··· Task inputs ···
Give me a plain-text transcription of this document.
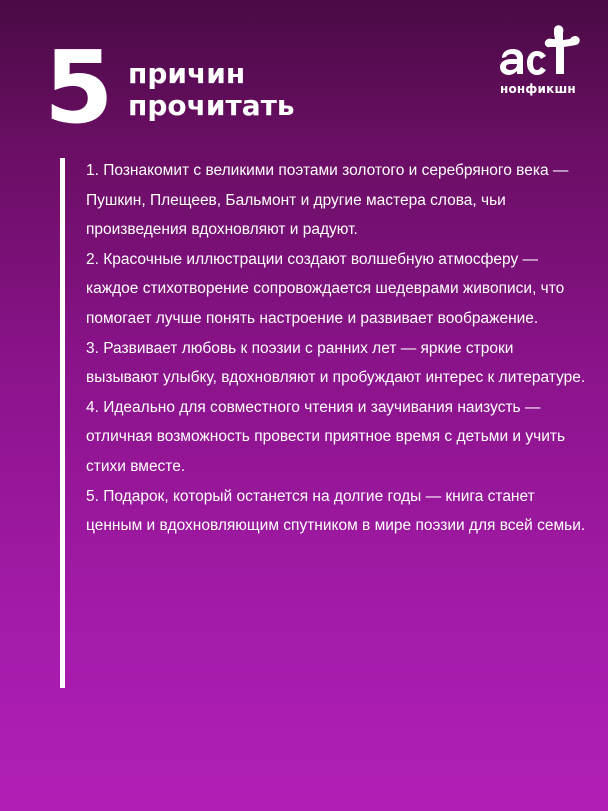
5 причин
прочитать	нонфикшн

1. Познакомит с великими поэтами золотого и серебряного века — Пушкин, Плещеев, Бальмонт и другие мастера слова, чьи произведения вдохновляют и радуют.

2. Красочные иллюстрации создают волшебную атмосферу — каждое стихотворение сопровождается шедеврами живописи, что помогает лучше понять настроение и развивает воображение.

3. Развивает любовь к поэзии с ранних лет — яркие строки вызывают улыбку, вдохновляют и пробуждают интерес к литературе.

4. Идеально для совместного чтения и заучивания наизусть — отличная возможность провести приятное время с детьми и учить стихи вместе.

5. Подарок, который останется на долгие годы — книга станет ценным и вдохновляющим спутником в мире поэзии для всей семьи.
···
▸ Goal of the exercise:
What is the number of lines in the records above that include the word "вдохновляют"? Reply with that number and nothing more.

▸ Task answer:
2